[Start]
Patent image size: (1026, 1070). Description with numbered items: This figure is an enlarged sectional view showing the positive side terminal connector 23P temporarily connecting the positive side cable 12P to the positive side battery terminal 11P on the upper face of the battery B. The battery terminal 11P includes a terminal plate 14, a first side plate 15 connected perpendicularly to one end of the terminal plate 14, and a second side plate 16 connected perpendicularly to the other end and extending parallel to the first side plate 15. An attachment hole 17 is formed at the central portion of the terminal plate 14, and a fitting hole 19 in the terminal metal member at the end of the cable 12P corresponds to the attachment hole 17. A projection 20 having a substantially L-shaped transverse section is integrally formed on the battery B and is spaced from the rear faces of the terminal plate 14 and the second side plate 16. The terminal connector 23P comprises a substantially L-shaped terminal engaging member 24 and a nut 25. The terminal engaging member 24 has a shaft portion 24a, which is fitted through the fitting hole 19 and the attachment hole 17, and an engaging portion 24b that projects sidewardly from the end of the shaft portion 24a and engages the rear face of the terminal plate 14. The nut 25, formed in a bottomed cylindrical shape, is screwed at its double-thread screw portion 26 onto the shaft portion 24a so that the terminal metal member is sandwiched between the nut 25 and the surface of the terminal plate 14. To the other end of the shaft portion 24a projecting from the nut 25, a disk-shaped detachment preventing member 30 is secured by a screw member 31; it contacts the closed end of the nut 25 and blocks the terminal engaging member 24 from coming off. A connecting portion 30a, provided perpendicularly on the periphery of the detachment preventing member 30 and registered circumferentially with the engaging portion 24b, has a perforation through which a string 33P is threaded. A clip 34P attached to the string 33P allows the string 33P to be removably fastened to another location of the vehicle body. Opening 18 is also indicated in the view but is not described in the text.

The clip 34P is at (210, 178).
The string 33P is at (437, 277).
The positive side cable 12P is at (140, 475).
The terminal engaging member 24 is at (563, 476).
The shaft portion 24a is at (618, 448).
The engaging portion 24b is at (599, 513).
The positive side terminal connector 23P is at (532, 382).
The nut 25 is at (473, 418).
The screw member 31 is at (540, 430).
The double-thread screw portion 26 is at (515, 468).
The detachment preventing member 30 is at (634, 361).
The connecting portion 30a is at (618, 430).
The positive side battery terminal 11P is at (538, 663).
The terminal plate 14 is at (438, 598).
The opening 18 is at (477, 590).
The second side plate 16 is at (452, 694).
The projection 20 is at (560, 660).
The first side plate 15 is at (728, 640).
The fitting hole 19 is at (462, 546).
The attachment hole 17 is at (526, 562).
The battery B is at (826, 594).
[End]
▸ **What this task involves**
Can you copy the listing word for word, starting at the very beginning and ending at the line with "The positive side cable 12P is at (140, 475)."?

▸ **Expected answer**
Patent image size: (1026, 1070). Description with numbered items: This figure is an enlarged sectional view showing the positive side terminal connector 23P temporarily connecting the positive side cable 12P to the positive side battery terminal 11P on the upper face of the battery B. The battery terminal 11P includes a terminal plate 14, a first side plate 15 connected perpendicularly to one end of the terminal plate 14, and a second side plate 16 connected perpendicularly to the other end and extending parallel to the first side plate 15. An attachment hole 17 is formed at the central portion of the terminal plate 14, and a fitting hole 19 in the terminal metal member at the end of the cable 12P corresponds to the attachment hole 17. A projection 20 having a substantially L-shaped transverse section is integrally formed on the battery B and is spaced from the rear faces of the terminal plate 14 and the second side plate 16. The terminal connector 23P comprises a substantially L-shaped terminal engaging member 24 and a nut 25. The terminal engaging member 24 has a shaft portion 24a, which is fitted through the fitting hole 19 and the attachment hole 17, and an engaging portion 24b that projects sidewardly from the end of the shaft portion 24a and engages the rear face of the terminal plate 14. The nut 25, formed in a bottomed cylindrical shape, is screwed at its double-thread screw portion 26 onto the shaft portion 24a so that the terminal metal member is sandwiched between the nut 25 and the surface of the terminal plate 14. To the other end of the shaft portion 24a projecting from the nut 25, a disk-shaped detachment preventing member 30 is secured by a screw member 31; it contacts the closed end of the nut 25 and blocks the terminal engaging member 24 from coming off. A connecting portion 30a, provided perpendicularly on the periphery of the detachment preventing member 30 and registered circumferentially with the engaging portion 24b, has a perforation through which a string 33P is threaded. A clip 34P attached to the string 33P allows the string 33P to be removably fastened to another location of the vehicle body. Opening 18 is also indicated in the view but is not described in the text.

The clip 34P is at (210, 178).
The string 33P is at (437, 277).
The positive side cable 12P is at (140, 475).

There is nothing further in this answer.